(Data extracted from a collection)
:::
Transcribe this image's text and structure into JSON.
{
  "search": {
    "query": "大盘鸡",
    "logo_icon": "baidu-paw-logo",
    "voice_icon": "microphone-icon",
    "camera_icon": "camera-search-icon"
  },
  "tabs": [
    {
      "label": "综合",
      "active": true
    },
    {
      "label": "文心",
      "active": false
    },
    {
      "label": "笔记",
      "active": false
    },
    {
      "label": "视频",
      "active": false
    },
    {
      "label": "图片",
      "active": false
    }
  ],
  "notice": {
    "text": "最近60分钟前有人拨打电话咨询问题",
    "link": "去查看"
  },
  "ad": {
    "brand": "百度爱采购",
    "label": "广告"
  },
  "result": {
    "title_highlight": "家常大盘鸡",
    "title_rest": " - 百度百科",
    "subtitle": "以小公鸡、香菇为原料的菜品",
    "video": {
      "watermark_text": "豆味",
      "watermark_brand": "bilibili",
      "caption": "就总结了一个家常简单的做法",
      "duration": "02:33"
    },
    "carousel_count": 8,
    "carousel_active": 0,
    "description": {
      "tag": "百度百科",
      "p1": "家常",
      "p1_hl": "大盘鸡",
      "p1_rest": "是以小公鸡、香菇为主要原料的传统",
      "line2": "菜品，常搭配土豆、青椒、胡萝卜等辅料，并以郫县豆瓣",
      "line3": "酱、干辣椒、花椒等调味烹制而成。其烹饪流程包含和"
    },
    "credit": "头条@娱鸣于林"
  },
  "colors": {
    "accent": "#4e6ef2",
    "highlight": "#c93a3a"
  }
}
:::
** Problem to solve **
Report how many lines of the listing hold the string "label", giving only the number.

** In response **
6